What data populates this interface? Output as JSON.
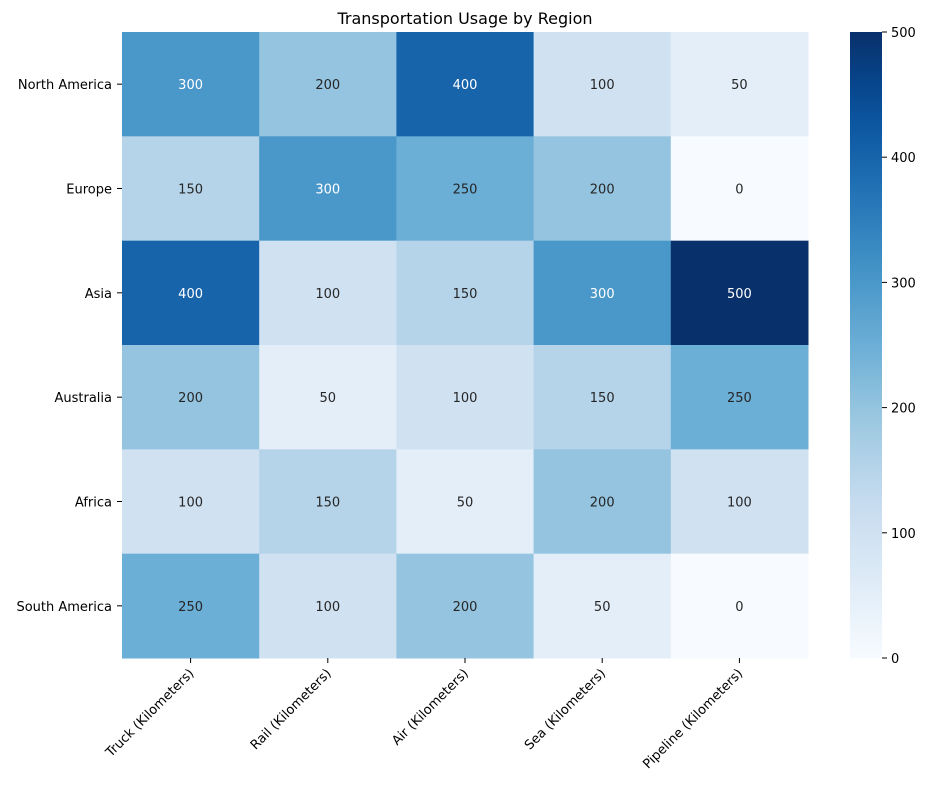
{
  "chart_data": {
    "type": "heatmap",
    "title": "Transportation Usage by Region",
    "xlabel": "",
    "ylabel": "",
    "x_categories": [
      "Truck (Kilometers)",
      "Rail (Kilometers)",
      "Air (Kilometers)",
      "Sea (Kilometers)",
      "Pipeline (Kilometers)"
    ],
    "y_categories": [
      "North America",
      "Europe",
      "Asia",
      "Australia",
      "Africa",
      "South America"
    ],
    "values": [
      [
        300,
        200,
        400,
        100,
        50
      ],
      [
        150,
        300,
        250,
        200,
        0
      ],
      [
        400,
        100,
        150,
        300,
        500
      ],
      [
        200,
        50,
        100,
        150,
        250
      ],
      [
        100,
        150,
        50,
        200,
        100
      ],
      [
        250,
        100,
        200,
        50,
        0
      ]
    ],
    "colorbar": {
      "min": 0,
      "max": 500,
      "ticks": [
        0,
        100,
        200,
        300,
        400,
        500
      ]
    },
    "colormap": "Blues",
    "grid": false,
    "legend": "colorbar-right"
  }
}
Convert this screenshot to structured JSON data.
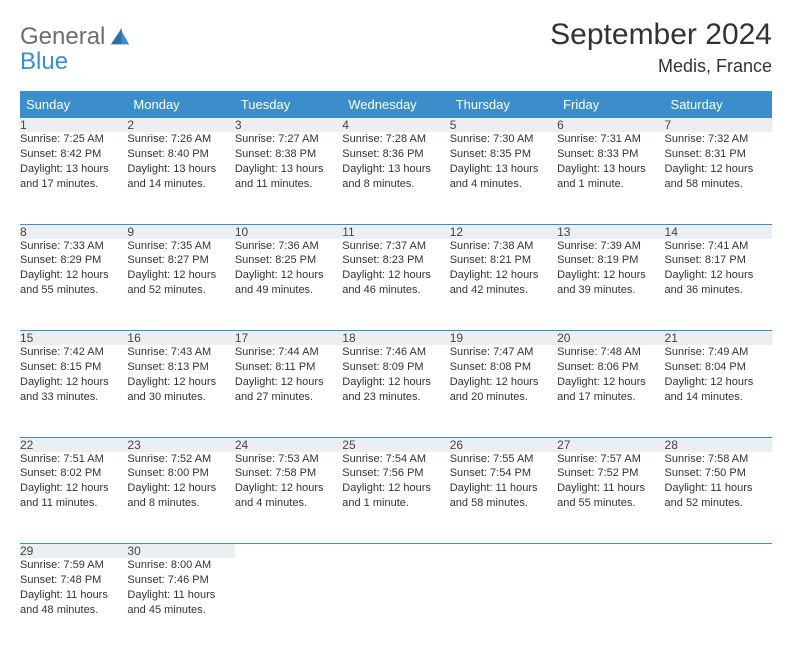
{
  "brand": {
    "word1": "General",
    "word2": "Blue"
  },
  "header": {
    "title": "September 2024",
    "location": "Medis, France"
  },
  "colors": {
    "accent": "#3c8ecb",
    "logo_gray": "#6e6e6e",
    "daynum_bg": "#eceff1",
    "text": "#333333",
    "background": "#ffffff"
  },
  "typography": {
    "title_fontsize_pt": 22,
    "location_fontsize_pt": 14,
    "header_row_fontsize_pt": 10,
    "cell_fontsize_pt": 8
  },
  "calendar": {
    "columns": [
      "Sunday",
      "Monday",
      "Tuesday",
      "Wednesday",
      "Thursday",
      "Friday",
      "Saturday"
    ],
    "weeks": [
      [
        {
          "n": "1",
          "sr": "Sunrise: 7:25 AM",
          "ss": "Sunset: 8:42 PM",
          "d1": "Daylight: 13 hours",
          "d2": "and 17 minutes."
        },
        {
          "n": "2",
          "sr": "Sunrise: 7:26 AM",
          "ss": "Sunset: 8:40 PM",
          "d1": "Daylight: 13 hours",
          "d2": "and 14 minutes."
        },
        {
          "n": "3",
          "sr": "Sunrise: 7:27 AM",
          "ss": "Sunset: 8:38 PM",
          "d1": "Daylight: 13 hours",
          "d2": "and 11 minutes."
        },
        {
          "n": "4",
          "sr": "Sunrise: 7:28 AM",
          "ss": "Sunset: 8:36 PM",
          "d1": "Daylight: 13 hours",
          "d2": "and 8 minutes."
        },
        {
          "n": "5",
          "sr": "Sunrise: 7:30 AM",
          "ss": "Sunset: 8:35 PM",
          "d1": "Daylight: 13 hours",
          "d2": "and 4 minutes."
        },
        {
          "n": "6",
          "sr": "Sunrise: 7:31 AM",
          "ss": "Sunset: 8:33 PM",
          "d1": "Daylight: 13 hours",
          "d2": "and 1 minute."
        },
        {
          "n": "7",
          "sr": "Sunrise: 7:32 AM",
          "ss": "Sunset: 8:31 PM",
          "d1": "Daylight: 12 hours",
          "d2": "and 58 minutes."
        }
      ],
      [
        {
          "n": "8",
          "sr": "Sunrise: 7:33 AM",
          "ss": "Sunset: 8:29 PM",
          "d1": "Daylight: 12 hours",
          "d2": "and 55 minutes."
        },
        {
          "n": "9",
          "sr": "Sunrise: 7:35 AM",
          "ss": "Sunset: 8:27 PM",
          "d1": "Daylight: 12 hours",
          "d2": "and 52 minutes."
        },
        {
          "n": "10",
          "sr": "Sunrise: 7:36 AM",
          "ss": "Sunset: 8:25 PM",
          "d1": "Daylight: 12 hours",
          "d2": "and 49 minutes."
        },
        {
          "n": "11",
          "sr": "Sunrise: 7:37 AM",
          "ss": "Sunset: 8:23 PM",
          "d1": "Daylight: 12 hours",
          "d2": "and 46 minutes."
        },
        {
          "n": "12",
          "sr": "Sunrise: 7:38 AM",
          "ss": "Sunset: 8:21 PM",
          "d1": "Daylight: 12 hours",
          "d2": "and 42 minutes."
        },
        {
          "n": "13",
          "sr": "Sunrise: 7:39 AM",
          "ss": "Sunset: 8:19 PM",
          "d1": "Daylight: 12 hours",
          "d2": "and 39 minutes."
        },
        {
          "n": "14",
          "sr": "Sunrise: 7:41 AM",
          "ss": "Sunset: 8:17 PM",
          "d1": "Daylight: 12 hours",
          "d2": "and 36 minutes."
        }
      ],
      [
        {
          "n": "15",
          "sr": "Sunrise: 7:42 AM",
          "ss": "Sunset: 8:15 PM",
          "d1": "Daylight: 12 hours",
          "d2": "and 33 minutes."
        },
        {
          "n": "16",
          "sr": "Sunrise: 7:43 AM",
          "ss": "Sunset: 8:13 PM",
          "d1": "Daylight: 12 hours",
          "d2": "and 30 minutes."
        },
        {
          "n": "17",
          "sr": "Sunrise: 7:44 AM",
          "ss": "Sunset: 8:11 PM",
          "d1": "Daylight: 12 hours",
          "d2": "and 27 minutes."
        },
        {
          "n": "18",
          "sr": "Sunrise: 7:46 AM",
          "ss": "Sunset: 8:09 PM",
          "d1": "Daylight: 12 hours",
          "d2": "and 23 minutes."
        },
        {
          "n": "19",
          "sr": "Sunrise: 7:47 AM",
          "ss": "Sunset: 8:08 PM",
          "d1": "Daylight: 12 hours",
          "d2": "and 20 minutes."
        },
        {
          "n": "20",
          "sr": "Sunrise: 7:48 AM",
          "ss": "Sunset: 8:06 PM",
          "d1": "Daylight: 12 hours",
          "d2": "and 17 minutes."
        },
        {
          "n": "21",
          "sr": "Sunrise: 7:49 AM",
          "ss": "Sunset: 8:04 PM",
          "d1": "Daylight: 12 hours",
          "d2": "and 14 minutes."
        }
      ],
      [
        {
          "n": "22",
          "sr": "Sunrise: 7:51 AM",
          "ss": "Sunset: 8:02 PM",
          "d1": "Daylight: 12 hours",
          "d2": "and 11 minutes."
        },
        {
          "n": "23",
          "sr": "Sunrise: 7:52 AM",
          "ss": "Sunset: 8:00 PM",
          "d1": "Daylight: 12 hours",
          "d2": "and 8 minutes."
        },
        {
          "n": "24",
          "sr": "Sunrise: 7:53 AM",
          "ss": "Sunset: 7:58 PM",
          "d1": "Daylight: 12 hours",
          "d2": "and 4 minutes."
        },
        {
          "n": "25",
          "sr": "Sunrise: 7:54 AM",
          "ss": "Sunset: 7:56 PM",
          "d1": "Daylight: 12 hours",
          "d2": "and 1 minute."
        },
        {
          "n": "26",
          "sr": "Sunrise: 7:55 AM",
          "ss": "Sunset: 7:54 PM",
          "d1": "Daylight: 11 hours",
          "d2": "and 58 minutes."
        },
        {
          "n": "27",
          "sr": "Sunrise: 7:57 AM",
          "ss": "Sunset: 7:52 PM",
          "d1": "Daylight: 11 hours",
          "d2": "and 55 minutes."
        },
        {
          "n": "28",
          "sr": "Sunrise: 7:58 AM",
          "ss": "Sunset: 7:50 PM",
          "d1": "Daylight: 11 hours",
          "d2": "and 52 minutes."
        }
      ],
      [
        {
          "n": "29",
          "sr": "Sunrise: 7:59 AM",
          "ss": "Sunset: 7:48 PM",
          "d1": "Daylight: 11 hours",
          "d2": "and 48 minutes."
        },
        {
          "n": "30",
          "sr": "Sunrise: 8:00 AM",
          "ss": "Sunset: 7:46 PM",
          "d1": "Daylight: 11 hours",
          "d2": "and 45 minutes."
        },
        null,
        null,
        null,
        null,
        null
      ]
    ]
  }
}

Stated exercise ::
State how many lines of the records above contain "JSON", with no words besides the number.

Task response ::
2